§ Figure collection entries

-.-.-

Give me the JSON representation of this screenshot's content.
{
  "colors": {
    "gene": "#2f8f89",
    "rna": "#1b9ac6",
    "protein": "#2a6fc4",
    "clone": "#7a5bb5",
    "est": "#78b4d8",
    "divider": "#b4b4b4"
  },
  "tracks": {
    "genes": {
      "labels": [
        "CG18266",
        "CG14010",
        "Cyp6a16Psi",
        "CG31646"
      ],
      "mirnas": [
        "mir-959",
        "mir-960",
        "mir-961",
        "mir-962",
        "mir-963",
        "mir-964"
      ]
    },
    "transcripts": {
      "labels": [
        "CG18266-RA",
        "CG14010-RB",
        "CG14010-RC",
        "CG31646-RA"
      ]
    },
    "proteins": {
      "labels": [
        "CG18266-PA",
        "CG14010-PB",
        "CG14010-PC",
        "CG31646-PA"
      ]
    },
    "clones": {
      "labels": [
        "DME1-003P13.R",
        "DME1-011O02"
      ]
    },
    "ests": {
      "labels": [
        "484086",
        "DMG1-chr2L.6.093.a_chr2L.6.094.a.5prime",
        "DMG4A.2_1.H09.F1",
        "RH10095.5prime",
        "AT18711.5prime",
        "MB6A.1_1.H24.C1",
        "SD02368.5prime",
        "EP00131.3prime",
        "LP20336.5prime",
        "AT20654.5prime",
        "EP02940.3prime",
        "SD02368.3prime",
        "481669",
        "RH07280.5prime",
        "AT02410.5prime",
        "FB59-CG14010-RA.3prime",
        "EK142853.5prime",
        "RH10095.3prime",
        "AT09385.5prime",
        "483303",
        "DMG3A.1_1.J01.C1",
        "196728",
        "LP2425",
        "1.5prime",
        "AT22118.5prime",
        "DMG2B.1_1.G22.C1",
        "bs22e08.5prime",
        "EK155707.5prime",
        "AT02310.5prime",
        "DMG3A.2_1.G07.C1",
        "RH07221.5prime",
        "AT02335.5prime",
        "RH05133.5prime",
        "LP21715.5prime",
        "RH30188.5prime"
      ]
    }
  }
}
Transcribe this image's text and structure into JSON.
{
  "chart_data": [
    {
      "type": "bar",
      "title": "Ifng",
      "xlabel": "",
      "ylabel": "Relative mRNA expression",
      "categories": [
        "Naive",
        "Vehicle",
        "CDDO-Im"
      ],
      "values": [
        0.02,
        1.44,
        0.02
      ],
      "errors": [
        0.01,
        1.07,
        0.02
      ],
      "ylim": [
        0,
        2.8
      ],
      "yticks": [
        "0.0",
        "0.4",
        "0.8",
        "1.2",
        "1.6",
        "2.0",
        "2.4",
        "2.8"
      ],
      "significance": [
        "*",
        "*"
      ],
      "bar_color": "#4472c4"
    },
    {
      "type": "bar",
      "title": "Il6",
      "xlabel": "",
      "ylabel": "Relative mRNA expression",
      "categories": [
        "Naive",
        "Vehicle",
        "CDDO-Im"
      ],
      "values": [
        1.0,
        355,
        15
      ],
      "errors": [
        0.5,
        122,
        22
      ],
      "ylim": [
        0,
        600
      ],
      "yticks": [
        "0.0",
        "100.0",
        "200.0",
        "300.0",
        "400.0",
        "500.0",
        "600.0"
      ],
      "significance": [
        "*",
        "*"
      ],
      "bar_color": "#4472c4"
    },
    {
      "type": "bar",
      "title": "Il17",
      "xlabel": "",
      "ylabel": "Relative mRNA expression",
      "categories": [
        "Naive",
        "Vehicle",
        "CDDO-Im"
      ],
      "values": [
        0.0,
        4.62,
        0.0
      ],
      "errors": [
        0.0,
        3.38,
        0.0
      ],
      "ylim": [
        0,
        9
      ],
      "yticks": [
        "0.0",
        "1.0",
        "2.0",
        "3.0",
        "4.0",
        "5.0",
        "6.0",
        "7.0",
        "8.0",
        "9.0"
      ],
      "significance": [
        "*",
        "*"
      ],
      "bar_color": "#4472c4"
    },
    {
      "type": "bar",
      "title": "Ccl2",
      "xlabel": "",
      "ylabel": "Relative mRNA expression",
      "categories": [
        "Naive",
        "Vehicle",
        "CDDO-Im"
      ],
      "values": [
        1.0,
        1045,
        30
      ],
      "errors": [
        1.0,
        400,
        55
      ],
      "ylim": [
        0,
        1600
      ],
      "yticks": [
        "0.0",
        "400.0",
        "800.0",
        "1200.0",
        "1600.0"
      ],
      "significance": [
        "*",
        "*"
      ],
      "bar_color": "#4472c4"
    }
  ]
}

-.-.-

§ TASK ITEM
Transcribe the data above exactly as it reads.

§ TASK RESULT
Give me the JSON representation of this screenshot's content.
{
  "colors": {
    "gene": "#2f8f89",
    "rna": "#1b9ac6",
    "protein": "#2a6fc4",
    "clone": "#7a5bb5",
    "est": "#78b4d8",
    "divider": "#b4b4b4"
  },
  "tracks": {
    "genes": {
      "labels": [
        "CG18266",
        "CG14010",
        "Cyp6a16Psi",
        "CG31646"
      ],
      "mirnas": [
        "mir-959",
        "mir-960",
        "mir-961",
        "mir-962",
        "mir-963",
        "mir-964"
      ]
    },
    "transcripts": {
      "labels": [
        "CG18266-RA",
        "CG14010-RB",
        "CG14010-RC",
        "CG31646-RA"
      ]
    },
    "proteins": {
      "labels": [
        "CG18266-PA",
        "CG14010-PB",
        "CG14010-PC",
        "CG31646-PA"
      ]
    },
    "clones": {
      "labels": [
        "DME1-003P13.R",
        "DME1-011O02"
      ]
    },
    "ests": {
      "labels": [
        "484086",
        "DMG1-chr2L.6.093.a_chr2L.6.094.a.5prime",
        "DMG4A.2_1.H09.F1",
        "RH10095.5prime",
        "AT18711.5prime",
        "MB6A.1_1.H24.C1",
        "SD02368.5prime",
        "EP00131.3prime",
        "LP20336.5prime",
        "AT20654.5prime",
        "EP02940.3prime",
        "SD02368.3prime",
        "481669",
        "RH07280.5prime",
        "AT02410.5prime",
        "FB59-CG14010-RA.3prime",
        "EK142853.5prime",
        "RH10095.3prime",
        "AT09385.5prime",
        "483303",
        "DMG3A.1_1.J01.C1",
        "196728",
        "LP2425",
        "1.5prime",
        "AT22118.5prime",
        "DMG2B.1_1.G22.C1",
        "bs22e08.5prime",
        "EK155707.5prime",
        "AT02310.5prime",
        "DMG3A.2_1.G07.C1",
        "RH07221.5prime",
        "AT02335.5prime",
        "RH05133.5prime",
        "LP21715.5prime",
        "RH30188.5prime"
      ]
    }
  }
}
Transcribe this image's text and structure into JSON.
{
  "chart_data": [
    {
      "type": "bar",
      "title": "Ifng",
      "xlabel": "",
      "ylabel": "Relative mRNA expression",
      "categories": [
        "Naive",
        "Vehicle",
        "CDDO-Im"
      ],
      "values": [
        0.02,
        1.44,
        0.02
      ],
      "errors": [
        0.01,
        1.07,
        0.02
      ],
      "ylim": [
        0,
        2.8
      ],
      "yticks": [
        "0.0",
        "0.4",
        "0.8",
        "1.2",
        "1.6",
        "2.0",
        "2.4",
        "2.8"
      ],
      "significance": [
        "*",
        "*"
      ],
      "bar_color": "#4472c4"
    },
    {
      "type": "bar",
      "title": "Il6",
      "xlabel": "",
      "ylabel": "Relative mRNA expression",
      "categories": [
        "Naive",
        "Vehicle",
        "CDDO-Im"
      ],
      "values": [
        1.0,
        355,
        15
      ],
      "errors": [
        0.5,
        122,
        22
      ],
      "ylim": [
        0,
        600
      ],
      "yticks": [
        "0.0",
        "100.0",
        "200.0",
        "300.0",
        "400.0",
        "500.0",
        "600.0"
      ],
      "significance": [
        "*",
        "*"
      ],
      "bar_color": "#4472c4"
    },
    {
      "type": "bar",
      "title": "Il17",
      "xlabel": "",
      "ylabel": "Relative mRNA expression",
      "categories": [
        "Naive",
        "Vehicle",
        "CDDO-Im"
      ],
      "values": [
        0.0,
        4.62,
        0.0
      ],
      "errors": [
        0.0,
        3.38,
        0.0
      ],
      "ylim": [
        0,
        9
      ],
      "yticks": [
        "0.0",
        "1.0",
        "2.0",
        "3.0",
        "4.0",
        "5.0",
        "6.0",
        "7.0",
        "8.0",
        "9.0"
      ],
      "significance": [
        "*",
        "*"
      ],
      "bar_color": "#4472c4"
    },
    {
      "type": "bar",
      "title": "Ccl2",
      "xlabel": "",
      "ylabel": "Relative mRNA expression",
      "categories": [
        "Naive",
        "Vehicle",
        "CDDO-Im"
      ],
      "values": [
        1.0,
        1045,
        30
      ],
      "errors": [
        1.0,
        400,
        55
      ],
      "ylim": [
        0,
        1600
      ],
      "yticks": [
        "0.0",
        "400.0",
        "800.0",
        "1200.0",
        "1600.0"
      ],
      "significance": [
        "*",
        "*"
      ],
      "bar_color": "#4472c4"
    }
  ]
}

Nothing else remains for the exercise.